**Given request**
Reproduce the records below in their entirety, character for character.

**Exercise input**
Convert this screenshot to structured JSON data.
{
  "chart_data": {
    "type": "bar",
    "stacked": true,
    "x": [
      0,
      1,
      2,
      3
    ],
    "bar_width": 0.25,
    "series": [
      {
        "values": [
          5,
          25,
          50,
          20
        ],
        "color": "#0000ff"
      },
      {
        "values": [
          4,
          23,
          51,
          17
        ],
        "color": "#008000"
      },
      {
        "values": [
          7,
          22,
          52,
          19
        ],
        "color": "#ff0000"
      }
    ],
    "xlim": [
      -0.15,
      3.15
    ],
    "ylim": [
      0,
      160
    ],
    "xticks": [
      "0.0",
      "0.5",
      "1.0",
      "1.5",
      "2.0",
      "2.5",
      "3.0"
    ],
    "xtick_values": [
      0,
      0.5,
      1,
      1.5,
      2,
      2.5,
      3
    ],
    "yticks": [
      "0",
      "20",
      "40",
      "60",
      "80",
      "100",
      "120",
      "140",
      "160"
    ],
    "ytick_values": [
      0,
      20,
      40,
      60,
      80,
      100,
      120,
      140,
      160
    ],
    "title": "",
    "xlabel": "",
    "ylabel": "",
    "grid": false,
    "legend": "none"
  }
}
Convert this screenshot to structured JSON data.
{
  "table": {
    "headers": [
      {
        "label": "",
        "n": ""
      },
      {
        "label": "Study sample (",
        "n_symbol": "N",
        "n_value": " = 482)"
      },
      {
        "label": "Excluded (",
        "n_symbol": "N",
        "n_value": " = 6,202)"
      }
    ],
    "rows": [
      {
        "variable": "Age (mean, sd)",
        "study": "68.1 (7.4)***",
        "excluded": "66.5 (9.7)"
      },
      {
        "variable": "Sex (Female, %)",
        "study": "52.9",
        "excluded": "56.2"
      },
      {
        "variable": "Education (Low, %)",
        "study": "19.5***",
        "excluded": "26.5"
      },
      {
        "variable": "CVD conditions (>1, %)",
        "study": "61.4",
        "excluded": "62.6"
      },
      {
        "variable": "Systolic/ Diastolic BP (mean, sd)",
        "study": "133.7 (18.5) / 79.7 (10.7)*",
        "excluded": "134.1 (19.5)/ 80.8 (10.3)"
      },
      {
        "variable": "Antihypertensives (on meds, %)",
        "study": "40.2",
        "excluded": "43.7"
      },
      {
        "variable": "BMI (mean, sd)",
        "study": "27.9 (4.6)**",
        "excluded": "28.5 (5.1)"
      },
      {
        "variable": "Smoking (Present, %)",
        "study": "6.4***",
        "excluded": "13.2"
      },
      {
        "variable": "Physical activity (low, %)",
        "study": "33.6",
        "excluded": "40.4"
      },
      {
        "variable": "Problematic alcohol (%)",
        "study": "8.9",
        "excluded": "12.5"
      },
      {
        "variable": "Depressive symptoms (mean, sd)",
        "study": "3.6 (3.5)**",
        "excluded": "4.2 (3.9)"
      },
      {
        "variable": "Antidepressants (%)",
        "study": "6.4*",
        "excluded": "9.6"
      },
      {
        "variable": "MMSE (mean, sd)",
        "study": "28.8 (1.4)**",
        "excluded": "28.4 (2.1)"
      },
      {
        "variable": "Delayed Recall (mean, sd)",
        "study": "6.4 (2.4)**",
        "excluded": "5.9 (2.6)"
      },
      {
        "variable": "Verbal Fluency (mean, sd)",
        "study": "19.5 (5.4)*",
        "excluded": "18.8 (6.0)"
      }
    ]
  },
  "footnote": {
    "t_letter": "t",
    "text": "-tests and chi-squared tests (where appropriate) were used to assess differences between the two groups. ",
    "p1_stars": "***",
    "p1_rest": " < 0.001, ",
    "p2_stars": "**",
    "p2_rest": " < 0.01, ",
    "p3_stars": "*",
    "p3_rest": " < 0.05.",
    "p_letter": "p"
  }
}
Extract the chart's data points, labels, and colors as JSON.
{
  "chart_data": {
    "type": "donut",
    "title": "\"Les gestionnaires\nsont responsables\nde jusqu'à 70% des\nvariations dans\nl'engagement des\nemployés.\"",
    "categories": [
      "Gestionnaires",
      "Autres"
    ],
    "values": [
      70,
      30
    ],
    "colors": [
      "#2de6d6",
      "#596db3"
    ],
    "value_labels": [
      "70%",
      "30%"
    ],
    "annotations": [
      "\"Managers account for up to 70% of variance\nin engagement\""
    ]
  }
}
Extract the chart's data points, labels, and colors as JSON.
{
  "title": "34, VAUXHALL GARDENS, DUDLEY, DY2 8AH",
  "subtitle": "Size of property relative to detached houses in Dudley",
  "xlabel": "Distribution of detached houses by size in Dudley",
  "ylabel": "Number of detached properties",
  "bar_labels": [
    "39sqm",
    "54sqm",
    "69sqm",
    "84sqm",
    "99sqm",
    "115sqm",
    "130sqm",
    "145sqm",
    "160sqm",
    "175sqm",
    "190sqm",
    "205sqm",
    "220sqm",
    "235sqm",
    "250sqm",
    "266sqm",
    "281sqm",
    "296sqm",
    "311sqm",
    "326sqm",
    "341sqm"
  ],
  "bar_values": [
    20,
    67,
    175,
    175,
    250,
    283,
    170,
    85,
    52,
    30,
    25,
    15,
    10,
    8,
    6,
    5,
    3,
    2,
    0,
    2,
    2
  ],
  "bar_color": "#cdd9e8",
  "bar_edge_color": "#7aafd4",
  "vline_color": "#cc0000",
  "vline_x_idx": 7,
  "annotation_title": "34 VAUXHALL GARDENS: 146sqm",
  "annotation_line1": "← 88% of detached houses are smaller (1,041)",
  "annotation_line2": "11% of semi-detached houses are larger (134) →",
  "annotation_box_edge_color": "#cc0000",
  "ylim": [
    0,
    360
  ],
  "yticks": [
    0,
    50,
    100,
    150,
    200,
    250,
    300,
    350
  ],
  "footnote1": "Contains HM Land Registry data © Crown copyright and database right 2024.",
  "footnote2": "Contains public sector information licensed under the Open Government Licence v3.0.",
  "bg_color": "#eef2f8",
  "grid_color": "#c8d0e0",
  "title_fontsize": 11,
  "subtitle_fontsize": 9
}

**Answer to this problem**
Convert this screenshot to structured JSON data.
{
  "chart_data": {
    "type": "bar",
    "stacked": true,
    "x": [
      0,
      1,
      2,
      3
    ],
    "bar_width": 0.25,
    "series": [
      {
        "values": [
          5,
          25,
          50,
          20
        ],
        "color": "#0000ff"
      },
      {
        "values": [
          4,
          23,
          51,
          17
        ],
        "color": "#008000"
      },
      {
        "values": [
          7,
          22,
          52,
          19
        ],
        "color": "#ff0000"
      }
    ],
    "xlim": [
      -0.15,
      3.15
    ],
    "ylim": [
      0,
      160
    ],
    "xticks": [
      "0.0",
      "0.5",
      "1.0",
      "1.5",
      "2.0",
      "2.5",
      "3.0"
    ],
    "xtick_values": [
      0,
      0.5,
      1,
      1.5,
      2,
      2.5,
      3
    ],
    "yticks": [
      "0",
      "20",
      "40",
      "60",
      "80",
      "100",
      "120",
      "140",
      "160"
    ],
    "ytick_values": [
      0,
      20,
      40,
      60,
      80,
      100,
      120,
      140,
      160
    ],
    "title": "",
    "xlabel": "",
    "ylabel": "",
    "grid": false,
    "legend": "none"
  }
}
Convert this screenshot to structured JSON data.
{
  "table": {
    "headers": [
      {
        "label": "",
        "n": ""
      },
      {
        "label": "Study sample (",
        "n_symbol": "N",
        "n_value": " = 482)"
      },
      {
        "label": "Excluded (",
        "n_symbol": "N",
        "n_value": " = 6,202)"
      }
    ],
    "rows": [
      {
        "variable": "Age (mean, sd)",
        "study": "68.1 (7.4)***",
        "excluded": "66.5 (9.7)"
      },
      {
        "variable": "Sex (Female, %)",
        "study": "52.9",
        "excluded": "56.2"
      },
      {
        "variable": "Education (Low, %)",
        "study": "19.5***",
        "excluded": "26.5"
      },
      {
        "variable": "CVD conditions (>1, %)",
        "study": "61.4",
        "excluded": "62.6"
      },
      {
        "variable": "Systolic/ Diastolic BP (mean, sd)",
        "study": "133.7 (18.5) / 79.7 (10.7)*",
        "excluded": "134.1 (19.5)/ 80.8 (10.3)"
      },
      {
        "variable": "Antihypertensives (on meds, %)",
        "study": "40.2",
        "excluded": "43.7"
      },
      {
        "variable": "BMI (mean, sd)",
        "study": "27.9 (4.6)**",
        "excluded": "28.5 (5.1)"
      },
      {
        "variable": "Smoking (Present, %)",
        "study": "6.4***",
        "excluded": "13.2"
      },
      {
        "variable": "Physical activity (low, %)",
        "study": "33.6",
        "excluded": "40.4"
      },
      {
        "variable": "Problematic alcohol (%)",
        "study": "8.9",
        "excluded": "12.5"
      },
      {
        "variable": "Depressive symptoms (mean, sd)",
        "study": "3.6 (3.5)**",
        "excluded": "4.2 (3.9)"
      },
      {
        "variable": "Antidepressants (%)",
        "study": "6.4*",
        "excluded": "9.6"
      },
      {
        "variable": "MMSE (mean, sd)",
        "study": "28.8 (1.4)**",
        "excluded": "28.4 (2.1)"
      },
      {
        "variable": "Delayed Recall (mean, sd)",
        "study": "6.4 (2.4)**",
        "excluded": "5.9 (2.6)"
      },
      {
        "variable": "Verbal Fluency (mean, sd)",
        "study": "19.5 (5.4)*",
        "excluded": "18.8 (6.0)"
      }
    ]
  },
  "footnote": {
    "t_letter": "t",
    "text": "-tests and chi-squared tests (where appropriate) were used to assess differences between the two groups. ",
    "p1_stars": "***",
    "p1_rest": " < 0.001, ",
    "p2_stars": "**",
    "p2_rest": " < 0.01, ",
    "p3_stars": "*",
    "p3_rest": " < 0.05.",
    "p_letter": "p"
  }
}
Extract the chart's data points, labels, and colors as JSON.
{
  "chart_data": {
    "type": "donut",
    "title": "\"Les gestionnaires\nsont responsables\nde jusqu'à 70% des\nvariations dans\nl'engagement des\nemployés.\"",
    "categories": [
      "Gestionnaires",
      "Autres"
    ],
    "values": [
      70,
      30
    ],
    "colors": [
      "#2de6d6",
      "#596db3"
    ],
    "value_labels": [
      "70%",
      "30%"
    ],
    "annotations": [
      "\"Managers account for up to 70% of variance\nin engagement\""
    ]
  }
}
Extract the chart's data points, labels, and colors as JSON.
{
  "title": "34, VAUXHALL GARDENS, DUDLEY, DY2 8AH",
  "subtitle": "Size of property relative to detached houses in Dudley",
  "xlabel": "Distribution of detached houses by size in Dudley",
  "ylabel": "Number of detached properties",
  "bar_labels": [
    "39sqm",
    "54sqm",
    "69sqm",
    "84sqm",
    "99sqm",
    "115sqm",
    "130sqm",
    "145sqm",
    "160sqm",
    "175sqm",
    "190sqm",
    "205sqm",
    "220sqm",
    "235sqm",
    "250sqm",
    "266sqm",
    "281sqm",
    "296sqm",
    "311sqm",
    "326sqm",
    "341sqm"
  ],
  "bar_values": [
    20,
    67,
    175,
    175,
    250,
    283,
    170,
    85,
    52,
    30,
    25,
    15,
    10,
    8,
    6,
    5,
    3,
    2,
    0,
    2,
    2
  ],
  "bar_color": "#cdd9e8",
  "bar_edge_color": "#7aafd4",
  "vline_color": "#cc0000",
  "vline_x_idx": 7,
  "annotation_title": "34 VAUXHALL GARDENS: 146sqm",
  "annotation_line1": "← 88% of detached houses are smaller (1,041)",
  "annotation_line2": "11% of semi-detached houses are larger (134) →",
  "annotation_box_edge_color": "#cc0000",
  "ylim": [
    0,
    360
  ],
  "yticks": [
    0,
    50,
    100,
    150,
    200,
    250,
    300,
    350
  ],
  "footnote1": "Contains HM Land Registry data © Crown copyright and database right 2024.",
  "footnote2": "Contains public sector information licensed under the Open Government Licence v3.0.",
  "bg_color": "#eef2f8",
  "grid_color": "#c8d0e0",
  "title_fontsize": 11,
  "subtitle_fontsize": 9
}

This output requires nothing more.